■ Prompt ■
Quote all entries exactly, leaving pictures aside.
━━━━━━
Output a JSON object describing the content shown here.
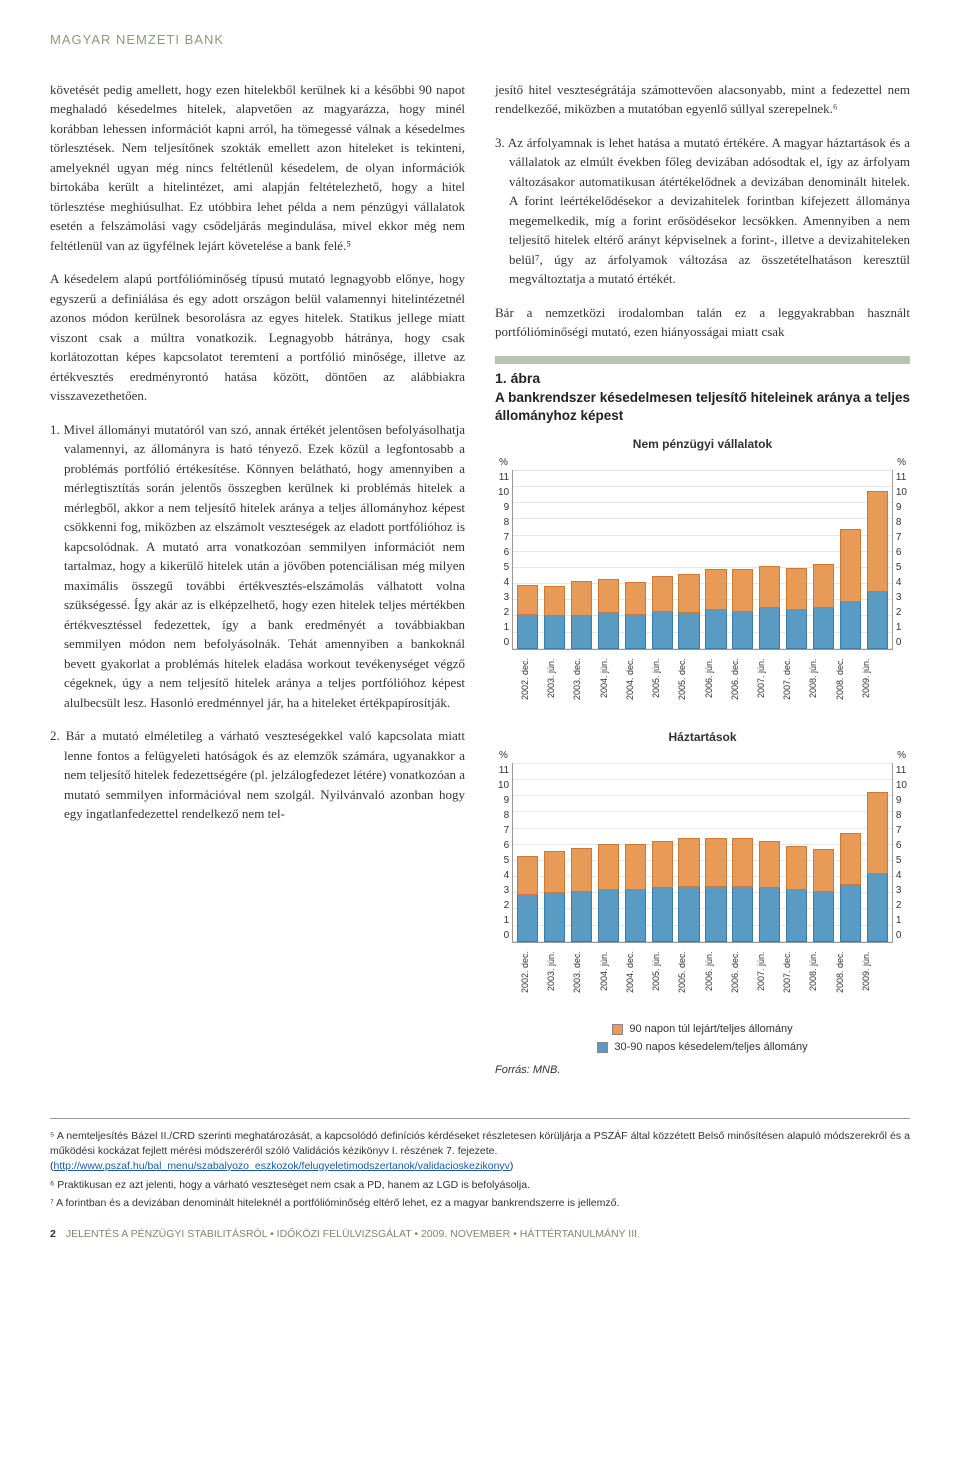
{
  "header": {
    "title": "MAGYAR NEMZETI BANK"
  },
  "left_column": {
    "p1": "követését pedig amellett, hogy ezen hitelekből kerülnek ki a későbbi 90 napot meghaladó késedelmes hitelek, alapvetően az magyarázza, hogy minél korábban lehessen információt kapni arról, ha tömegessé válnak a késedelmes törlesztések. Nem teljesítőnek szokták emellett azon hiteleket is tekinteni, amelyeknél ugyan még nincs feltétlenül késedelem, de olyan információk birtokába került a hitelintézet, ami alapján feltételezhető, hogy a hitel törlesztése meghiúsulhat. Ez utóbbira lehet példa a nem pénzügyi vállalatok esetén a felszámolási vagy csődeljárás megindulása, mivel ekkor még nem feltétlenül van az ügyfélnek lejárt követelése a bank felé.⁵",
    "p2": "A késedelem alapú portfólióminőség típusú mutató legnagyobb előnye, hogy egyszerű a definiálása és egy adott országon belül valamennyi hitelintézetnél azonos módon kerülnek besorolásra az egyes hitelek. Statikus jellege miatt viszont csak a múltra vonatkozik. Legnagyobb hátránya, hogy csak korlátozottan képes kapcsolatot teremteni a portfólió minősége, illetve az értékvesztés eredményrontó hatása között, döntően az alábbiakra visszavezethetően.",
    "item1": "1. Mivel állományi mutatóról van szó, annak értékét jelentősen befolyásolhatja valamennyi, az állományra is ható tényező. Ezek közül a legfontosabb a problémás portfólió értékesítése. Könnyen belátható, hogy amennyiben a mérlegtisztítás során jelentős összegben kerülnek ki problémás hitelek a mérlegből, akkor a nem teljesítő hitelek aránya a teljes állományhoz képest csökkenni fog, miközben az elszámolt veszteségek az eladott portfólióhoz is kapcsolódnak. A mutató arra vonatkozóan semmilyen információt nem tartalmaz, hogy a kikerülő hitelek után a jövőben potenciálisan még milyen maximális összegű további értékvesztés-elszámolás válhatott volna szükségessé. Így akár az is elképzelhető, hogy ezen hitelek teljes mértékben értékvesztéssel fedezettek, így a bank eredményét a továbbiakban semmilyen módon nem befolyásolnák. Tehát amennyiben a bankoknál bevett gyakorlat a problémás hitelek eladása workout tevékenységet végző cégeknek, úgy a nem teljesítő hitelek aránya a teljes portfólióhoz képest alulbecsült lesz. Hasonló eredménnyel jár, ha a hiteleket értékpapírosítják.",
    "item2": "2. Bár a mutató elméletileg a várható veszteségekkel való kapcsolata miatt lenne fontos a felügyeleti hatóságok és az elemzők számára, ugyanakkor a nem teljesítő hitelek fedezettségére (pl. jelzálogfedezet létére) vonatkozóan a mutató semmilyen információval nem szolgál. Nyilvánvaló azonban hogy egy ingatlanfedezettel rendelkező nem tel-"
  },
  "right_column": {
    "p1": "jesítő hitel veszteségrátája számottevően alacsonyabb, mint a fedezettel nem rendelkezőé, miközben a mutatóban egyenlő súllyal szerepelnek.⁶",
    "item3": "3. Az árfolyamnak is lehet hatása a mutató értékére. A magyar háztartások és a vállalatok az elmúlt években főleg devizában adósodtak el, így az árfolyam változásakor automatikusan átértékelődnek a devizában denominált hitelek. A forint leértékelődésekor a devizahitelek forintban kifejezett állománya megemelkedik, míg a forint erősödésekor lecsökken. Amennyiben a nem teljesítő hitelek eltérő arányt képviselnek a forint-, illetve a devizahiteleken belül⁷, úgy az árfolyamok változása az összetételhatáson keresztül megváltoztatja a mutató értékét.",
    "p2": "Bár a nemzetközi irodalomban talán ez a leggyakrabban használt portfólióminőségi mutató, ezen hiányosságai miatt csak"
  },
  "figure": {
    "num": "1. ábra",
    "title": "A bankrendszer késedelmesen teljesítő hiteleinek aránya a teljes állományhoz képest",
    "chart1": {
      "title": "Nem pénzügyi vállalatok",
      "ymax": 11,
      "yticks": [
        11,
        10,
        9,
        8,
        7,
        6,
        5,
        4,
        3,
        2,
        1,
        0
      ],
      "categories": [
        "2002. dec.",
        "2003. jún.",
        "2003. dec.",
        "2004. jún.",
        "2004. dec.",
        "2005. jún.",
        "2005. dec.",
        "2006. jún.",
        "2006. dec.",
        "2007. jún.",
        "2007. dec.",
        "2008. jún.",
        "2008. dec.",
        "2009. jún."
      ],
      "series_top": [
        1.8,
        1.9,
        2.2,
        2.1,
        2.0,
        2.2,
        2.4,
        2.5,
        2.6,
        2.6,
        2.6,
        2.7,
        4.5,
        6.2
      ],
      "series_bot": [
        2.1,
        2.0,
        2.0,
        2.2,
        2.1,
        2.3,
        2.2,
        2.4,
        2.3,
        2.5,
        2.4,
        2.5,
        2.9,
        3.5
      ],
      "color_top": "#e89b56",
      "color_bot": "#5a9bc4"
    },
    "chart2": {
      "title": "Háztartások",
      "ymax": 11,
      "yticks": [
        11,
        10,
        9,
        8,
        7,
        6,
        5,
        4,
        3,
        2,
        1,
        0
      ],
      "categories": [
        "2002. dec.",
        "2003. jún.",
        "2003. dec.",
        "2004. jún.",
        "2004. dec.",
        "2005. jún.",
        "2005. dec.",
        "2006. jún.",
        "2006. dec.",
        "2007. jún.",
        "2007. dec.",
        "2008. jún.",
        "2008. dec.",
        "2009. jún."
      ],
      "series_top": [
        2.4,
        2.6,
        2.7,
        2.8,
        2.8,
        2.9,
        3.0,
        3.0,
        3.0,
        2.9,
        2.7,
        2.6,
        3.2,
        5.0
      ],
      "series_bot": [
        2.9,
        3.0,
        3.1,
        3.2,
        3.2,
        3.3,
        3.4,
        3.4,
        3.4,
        3.3,
        3.2,
        3.1,
        3.5,
        4.2
      ],
      "color_top": "#e89b56",
      "color_bot": "#5a9bc4"
    },
    "legend": {
      "item1": {
        "color": "#e89b56",
        "label": "90 napon túl lejárt/teljes állomány"
      },
      "item2": {
        "color": "#5a9bc4",
        "label": "30-90 napos késedelem/teljes állomány"
      }
    },
    "source": "Forrás: MNB."
  },
  "footnotes": {
    "f5a": "⁵ A nemteljesítés Bázel II./CRD szerinti meghatározását, a kapcsolódó definíciós  kérdéseket részletesen körüljárja a PSZÁF által közzétett Belső minősítésen alapuló módszerekről és a működési kockázat fejlett mérési módszeréről szóló Validációs kézikönyv I. részének 7. fejezete.",
    "f5_link": "http://www.pszaf.hu/bal_menu/szabalyozo_eszkozok/felugyeletimodszertanok/validacioskezikonyv",
    "f6": "⁶ Praktikusan ez azt jelenti, hogy a várható veszteséget nem csak a PD, hanem az LGD is befolyásolja.",
    "f7": "⁷ A forintban és a devizában denominált hiteleknél a portfólióminőség eltérő lehet, ez a magyar bankrendszerre is jellemző."
  },
  "page_footer": {
    "num": "2",
    "text": "JELENTÉS A PÉNZÜGYI STABILITÁSRÓL • IDŐKÖZI FELÜLVIZSGÁLAT • 2009. NOVEMBER • HÁTTÉRTANULMÁNY III."
  }
}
━━━━━━
■ Solution ■
Output a JSON object describing the content shown here.
{
  "header": {
    "title": "MAGYAR NEMZETI BANK"
  },
  "left_column": {
    "p1": "követését pedig amellett, hogy ezen hitelekből kerülnek ki a későbbi 90 napot meghaladó késedelmes hitelek, alapvetően az magyarázza, hogy minél korábban lehessen információt kapni arról, ha tömegessé válnak a késedelmes törlesztések. Nem teljesítőnek szokták emellett azon hiteleket is tekinteni, amelyeknél ugyan még nincs feltétlenül késedelem, de olyan információk birtokába került a hitelintézet, ami alapján feltételezhető, hogy a hitel törlesztése meghiúsulhat. Ez utóbbira lehet példa a nem pénzügyi vállalatok esetén a felszámolási vagy csődeljárás megindulása, mivel ekkor még nem feltétlenül van az ügyfélnek lejárt követelése a bank felé.⁵",
    "p2": "A késedelem alapú portfólióminőség típusú mutató legnagyobb előnye, hogy egyszerű a definiálása és egy adott országon belül valamennyi hitelintézetnél azonos módon kerülnek besorolásra az egyes hitelek. Statikus jellege miatt viszont csak a múltra vonatkozik. Legnagyobb hátránya, hogy csak korlátozottan képes kapcsolatot teremteni a portfólió minősége, illetve az értékvesztés eredményrontó hatása között, döntően az alábbiakra visszavezethetően.",
    "item1": "1. Mivel állományi mutatóról van szó, annak értékét jelentősen befolyásolhatja valamennyi, az állományra is ható tényező. Ezek közül a legfontosabb a problémás portfólió értékesítése. Könnyen belátható, hogy amennyiben a mérlegtisztítás során jelentős összegben kerülnek ki problémás hitelek a mérlegből, akkor a nem teljesítő hitelek aránya a teljes állományhoz képest csökkenni fog, miközben az elszámolt veszteségek az eladott portfólióhoz is kapcsolódnak. A mutató arra vonatkozóan semmilyen információt nem tartalmaz, hogy a kikerülő hitelek után a jövőben potenciálisan még milyen maximális összegű további értékvesztés-elszámolás válhatott volna szükségessé. Így akár az is elképzelhető, hogy ezen hitelek teljes mértékben értékvesztéssel fedezettek, így a bank eredményét a továbbiakban semmilyen módon nem befolyásolnák. Tehát amennyiben a bankoknál bevett gyakorlat a problémás hitelek eladása workout tevékenységet végző cégeknek, úgy a nem teljesítő hitelek aránya a teljes portfólióhoz képest alulbecsült lesz. Hasonló eredménnyel jár, ha a hiteleket értékpapírosítják.",
    "item2": "2. Bár a mutató elméletileg a várható veszteségekkel való kapcsolata miatt lenne fontos a felügyeleti hatóságok és az elemzők számára, ugyanakkor a nem teljesítő hitelek fedezettségére (pl. jelzálogfedezet létére) vonatkozóan a mutató semmilyen információval nem szolgál. Nyilvánvaló azonban hogy egy ingatlanfedezettel rendelkező nem tel-"
  },
  "right_column": {
    "p1": "jesítő hitel veszteségrátája számottevően alacsonyabb, mint a fedezettel nem rendelkezőé, miközben a mutatóban egyenlő súllyal szerepelnek.⁶",
    "item3": "3. Az árfolyamnak is lehet hatása a mutató értékére. A magyar háztartások és a vállalatok az elmúlt években főleg devizában adósodtak el, így az árfolyam változásakor automatikusan átértékelődnek a devizában denominált hitelek. A forint leértékelődésekor a devizahitelek forintban kifejezett állománya megemelkedik, míg a forint erősödésekor lecsökken. Amennyiben a nem teljesítő hitelek eltérő arányt képviselnek a forint-, illetve a devizahiteleken belül⁷, úgy az árfolyamok változása az összetételhatáson keresztül megváltoztatja a mutató értékét.",
    "p2": "Bár a nemzetközi irodalomban talán ez a leggyakrabban használt portfólióminőségi mutató, ezen hiányosságai miatt csak"
  },
  "figure": {
    "num": "1. ábra",
    "title": "A bankrendszer késedelmesen teljesítő hiteleinek aránya a teljes állományhoz képest",
    "chart1": {
      "title": "Nem pénzügyi vállalatok",
      "ymax": 11,
      "yticks": [
        11,
        10,
        9,
        8,
        7,
        6,
        5,
        4,
        3,
        2,
        1,
        0
      ],
      "categories": [
        "2002. dec.",
        "2003. jún.",
        "2003. dec.",
        "2004. jún.",
        "2004. dec.",
        "2005. jún.",
        "2005. dec.",
        "2006. jún.",
        "2006. dec.",
        "2007. jún.",
        "2007. dec.",
        "2008. jún.",
        "2008. dec.",
        "2009. jún."
      ],
      "series_top": [
        1.8,
        1.9,
        2.2,
        2.1,
        2.0,
        2.2,
        2.4,
        2.5,
        2.6,
        2.6,
        2.6,
        2.7,
        4.5,
        6.2
      ],
      "series_bot": [
        2.1,
        2.0,
        2.0,
        2.2,
        2.1,
        2.3,
        2.2,
        2.4,
        2.3,
        2.5,
        2.4,
        2.5,
        2.9,
        3.5
      ],
      "color_top": "#e89b56",
      "color_bot": "#5a9bc4"
    },
    "chart2": {
      "title": "Háztartások",
      "ymax": 11,
      "yticks": [
        11,
        10,
        9,
        8,
        7,
        6,
        5,
        4,
        3,
        2,
        1,
        0
      ],
      "categories": [
        "2002. dec.",
        "2003. jún.",
        "2003. dec.",
        "2004. jún.",
        "2004. dec.",
        "2005. jún.",
        "2005. dec.",
        "2006. jún.",
        "2006. dec.",
        "2007. jún.",
        "2007. dec.",
        "2008. jún.",
        "2008. dec.",
        "2009. jún."
      ],
      "series_top": [
        2.4,
        2.6,
        2.7,
        2.8,
        2.8,
        2.9,
        3.0,
        3.0,
        3.0,
        2.9,
        2.7,
        2.6,
        3.2,
        5.0
      ],
      "series_bot": [
        2.9,
        3.0,
        3.1,
        3.2,
        3.2,
        3.3,
        3.4,
        3.4,
        3.4,
        3.3,
        3.2,
        3.1,
        3.5,
        4.2
      ],
      "color_top": "#e89b56",
      "color_bot": "#5a9bc4"
    },
    "legend": {
      "item1": {
        "color": "#e89b56",
        "label": "90 napon túl lejárt/teljes állomány"
      },
      "item2": {
        "color": "#5a9bc4",
        "label": "30-90 napos késedelem/teljes állomány"
      }
    },
    "source": "Forrás: MNB."
  },
  "footnotes": {
    "f5a": "⁵ A nemteljesítés Bázel II./CRD szerinti meghatározását, a kapcsolódó definíciós  kérdéseket részletesen körüljárja a PSZÁF által közzétett Belső minősítésen alapuló módszerekről és a működési kockázat fejlett mérési módszeréről szóló Validációs kézikönyv I. részének 7. fejezete.",
    "f5_link": "http://www.pszaf.hu/bal_menu/szabalyozo_eszkozok/felugyeletimodszertanok/validacioskezikonyv",
    "f6": "⁶ Praktikusan ez azt jelenti, hogy a várható veszteséget nem csak a PD, hanem az LGD is befolyásolja.",
    "f7": "⁷ A forintban és a devizában denominált hiteleknél a portfólióminőség eltérő lehet, ez a magyar bankrendszerre is jellemző."
  },
  "page_footer": {
    "num": "2",
    "text": "JELENTÉS A PÉNZÜGYI STABILITÁSRÓL • IDŐKÖZI FELÜLVIZSGÁLAT • 2009. NOVEMBER • HÁTTÉRTANULMÁNY III."
  }
}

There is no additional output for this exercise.